Work to complete
(A) In the Weston-super-Mare text, which novel memorably depicts Brean Down?
(B) Carry the Weston-super-Mare text forward from its last sentence, keeping its first-person, reflective voice.

Source text
SUNSET AND BEYOND





Today I’m on the English side of the Bristol Channel/Mor Hafren (1), in Weston-super-Mare. The tide goes out a long way at Weston, and this early morning image is not unusual. The picture faces in to Brean Down, memorably depicted in Dion Fortune’s occult novel The Sea Priestess.
This is the first time I have been to the English west country coast for three years. It’s longer since I’ve been to Weston. This visit has some of the features of a homecoming. Crows on the beach are a familiar, welcome and well remembered feature.

I’m out early (6-7 am) and there’s limited human activity as yet, though I am glad to see some. At this time I find a stillness here that includes the town itself, both as it meets the coast, and inland, as it begins to slope upwards from sea level.


I’m gradually reconnecting with a place I have known all my life, discovering how I and the town have continued to age and change. This is the first time I’ve appeared with a walking stick. I’m glad to find that I’m fine with walking on the beach. For me, Weston is a place layered with memory and changing perceptions and understandings. It has depth as well as extension. It’s good to be here.

Material provided
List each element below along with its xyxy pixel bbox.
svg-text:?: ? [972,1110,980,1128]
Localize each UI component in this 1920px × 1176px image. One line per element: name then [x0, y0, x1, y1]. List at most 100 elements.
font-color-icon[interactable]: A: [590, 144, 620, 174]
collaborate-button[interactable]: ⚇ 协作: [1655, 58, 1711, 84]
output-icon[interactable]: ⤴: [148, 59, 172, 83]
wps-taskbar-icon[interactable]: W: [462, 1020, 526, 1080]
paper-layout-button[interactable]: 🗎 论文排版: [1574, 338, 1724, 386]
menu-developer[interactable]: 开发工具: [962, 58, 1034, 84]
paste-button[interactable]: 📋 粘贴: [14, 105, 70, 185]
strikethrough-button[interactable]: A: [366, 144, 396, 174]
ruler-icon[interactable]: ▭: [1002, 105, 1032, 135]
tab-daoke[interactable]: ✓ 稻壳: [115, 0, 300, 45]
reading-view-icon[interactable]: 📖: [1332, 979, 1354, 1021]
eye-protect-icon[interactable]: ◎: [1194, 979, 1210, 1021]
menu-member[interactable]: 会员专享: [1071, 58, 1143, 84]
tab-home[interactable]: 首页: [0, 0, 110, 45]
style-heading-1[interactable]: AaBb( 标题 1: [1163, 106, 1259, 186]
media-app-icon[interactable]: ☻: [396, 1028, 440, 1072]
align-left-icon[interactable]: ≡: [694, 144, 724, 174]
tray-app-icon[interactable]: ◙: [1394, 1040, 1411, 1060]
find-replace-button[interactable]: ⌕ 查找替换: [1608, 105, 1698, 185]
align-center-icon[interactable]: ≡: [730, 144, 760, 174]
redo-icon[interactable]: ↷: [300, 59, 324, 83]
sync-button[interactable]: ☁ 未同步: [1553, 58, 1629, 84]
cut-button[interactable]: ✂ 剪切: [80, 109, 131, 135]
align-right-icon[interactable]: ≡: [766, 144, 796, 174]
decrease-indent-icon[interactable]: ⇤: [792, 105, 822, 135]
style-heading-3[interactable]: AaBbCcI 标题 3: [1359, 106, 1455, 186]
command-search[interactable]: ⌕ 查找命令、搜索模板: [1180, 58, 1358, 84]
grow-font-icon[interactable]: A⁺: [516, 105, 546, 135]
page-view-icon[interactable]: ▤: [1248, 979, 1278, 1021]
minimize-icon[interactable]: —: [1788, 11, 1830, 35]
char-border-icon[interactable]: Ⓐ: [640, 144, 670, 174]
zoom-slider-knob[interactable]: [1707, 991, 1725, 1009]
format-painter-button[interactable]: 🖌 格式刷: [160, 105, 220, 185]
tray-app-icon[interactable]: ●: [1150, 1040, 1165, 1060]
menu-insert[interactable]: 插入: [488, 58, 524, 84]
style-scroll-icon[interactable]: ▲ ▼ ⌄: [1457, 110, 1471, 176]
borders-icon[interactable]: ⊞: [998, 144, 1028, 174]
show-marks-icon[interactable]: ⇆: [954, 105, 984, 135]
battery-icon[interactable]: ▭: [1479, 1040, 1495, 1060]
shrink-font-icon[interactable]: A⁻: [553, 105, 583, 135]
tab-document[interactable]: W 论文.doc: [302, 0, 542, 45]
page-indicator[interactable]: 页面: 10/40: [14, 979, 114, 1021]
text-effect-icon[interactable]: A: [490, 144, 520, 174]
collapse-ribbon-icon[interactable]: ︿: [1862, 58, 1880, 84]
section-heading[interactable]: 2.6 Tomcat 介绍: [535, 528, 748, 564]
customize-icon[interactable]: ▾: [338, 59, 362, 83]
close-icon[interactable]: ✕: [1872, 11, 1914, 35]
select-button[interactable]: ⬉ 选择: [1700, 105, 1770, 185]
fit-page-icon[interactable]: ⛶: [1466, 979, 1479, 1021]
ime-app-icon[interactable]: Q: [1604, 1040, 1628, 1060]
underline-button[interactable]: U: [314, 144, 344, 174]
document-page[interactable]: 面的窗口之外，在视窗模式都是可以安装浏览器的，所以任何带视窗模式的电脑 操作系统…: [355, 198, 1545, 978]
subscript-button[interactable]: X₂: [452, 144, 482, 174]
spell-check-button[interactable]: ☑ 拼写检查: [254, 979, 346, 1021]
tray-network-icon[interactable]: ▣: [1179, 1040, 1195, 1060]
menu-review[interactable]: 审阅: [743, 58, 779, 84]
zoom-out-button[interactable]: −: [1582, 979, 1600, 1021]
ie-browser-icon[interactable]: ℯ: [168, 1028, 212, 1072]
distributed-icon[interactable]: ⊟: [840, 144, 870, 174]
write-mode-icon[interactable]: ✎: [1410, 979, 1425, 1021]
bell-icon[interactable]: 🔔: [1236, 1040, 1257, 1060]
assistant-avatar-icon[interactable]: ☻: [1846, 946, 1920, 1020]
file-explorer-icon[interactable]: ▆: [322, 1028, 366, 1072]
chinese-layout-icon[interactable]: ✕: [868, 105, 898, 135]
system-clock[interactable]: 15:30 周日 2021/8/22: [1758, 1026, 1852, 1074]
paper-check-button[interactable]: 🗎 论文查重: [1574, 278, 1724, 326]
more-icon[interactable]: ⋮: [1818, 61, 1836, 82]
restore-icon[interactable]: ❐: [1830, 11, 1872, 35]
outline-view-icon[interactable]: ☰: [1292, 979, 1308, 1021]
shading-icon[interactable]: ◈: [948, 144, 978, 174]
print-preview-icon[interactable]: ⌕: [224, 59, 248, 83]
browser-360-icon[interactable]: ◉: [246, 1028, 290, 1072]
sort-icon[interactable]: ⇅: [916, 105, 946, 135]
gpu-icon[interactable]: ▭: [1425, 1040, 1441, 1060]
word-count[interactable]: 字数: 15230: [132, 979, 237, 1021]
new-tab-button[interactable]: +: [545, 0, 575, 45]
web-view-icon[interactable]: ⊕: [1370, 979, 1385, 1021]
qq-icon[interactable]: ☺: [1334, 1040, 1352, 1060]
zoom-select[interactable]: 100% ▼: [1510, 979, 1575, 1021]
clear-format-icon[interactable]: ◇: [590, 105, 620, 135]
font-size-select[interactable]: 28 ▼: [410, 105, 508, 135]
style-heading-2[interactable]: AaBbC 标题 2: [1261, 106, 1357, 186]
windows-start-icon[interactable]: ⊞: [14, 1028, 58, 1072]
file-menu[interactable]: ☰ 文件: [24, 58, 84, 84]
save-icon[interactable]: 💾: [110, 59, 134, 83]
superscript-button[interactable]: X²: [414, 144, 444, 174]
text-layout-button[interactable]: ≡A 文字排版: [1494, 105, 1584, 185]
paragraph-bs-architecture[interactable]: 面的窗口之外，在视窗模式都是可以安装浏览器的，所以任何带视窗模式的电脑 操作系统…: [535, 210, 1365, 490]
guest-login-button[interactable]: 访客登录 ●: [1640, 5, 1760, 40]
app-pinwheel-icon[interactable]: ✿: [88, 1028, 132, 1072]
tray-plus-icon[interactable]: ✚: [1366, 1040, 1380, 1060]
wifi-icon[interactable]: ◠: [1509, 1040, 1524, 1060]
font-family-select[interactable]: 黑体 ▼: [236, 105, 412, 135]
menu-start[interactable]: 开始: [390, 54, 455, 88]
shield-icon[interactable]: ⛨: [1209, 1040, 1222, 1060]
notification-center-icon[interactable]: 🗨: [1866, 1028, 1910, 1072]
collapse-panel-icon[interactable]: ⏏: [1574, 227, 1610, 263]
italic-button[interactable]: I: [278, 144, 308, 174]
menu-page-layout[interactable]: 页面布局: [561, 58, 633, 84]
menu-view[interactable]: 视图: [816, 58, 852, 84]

Exercise responses
(A) Dion Fortune's occult novel The Sea Priestess.

(B)
(1) The names, geography and something of the spirit of place are described at:
MOR HAFREN

Still meditating on the way I want to write prose poetry, I notice that recent work tends to have a different feel to the earlier pieces I have read and connected with. This gives me an enhanced sense of a rich tradition to work in.
In The Valley Press Anthology of Prose Poetry, (2019), [1], I find longer pieces with more story telling, adjacent to flash fiction yet not the same. The poet’s state of awareness continues to take precedence over encounters and events.
Here is an extract from Anne Ryland’s Running, I become. She is in Northumberland, England, running towards the Scottish border.
“Running, redrafting myself, I return to my primal language of sigh and puff and laugh; I become sweat and tear, the low-thud song of my lungs. I become a woman wintering; I follow the pink-footed geese crossing the hard blue sky in a great wavering W, and when it sharpens to a V, a letter of purpose, I join the formation of those who know where to go and how and why, gliding upstream in their upwash, their wingbeat. Running, I become the border.”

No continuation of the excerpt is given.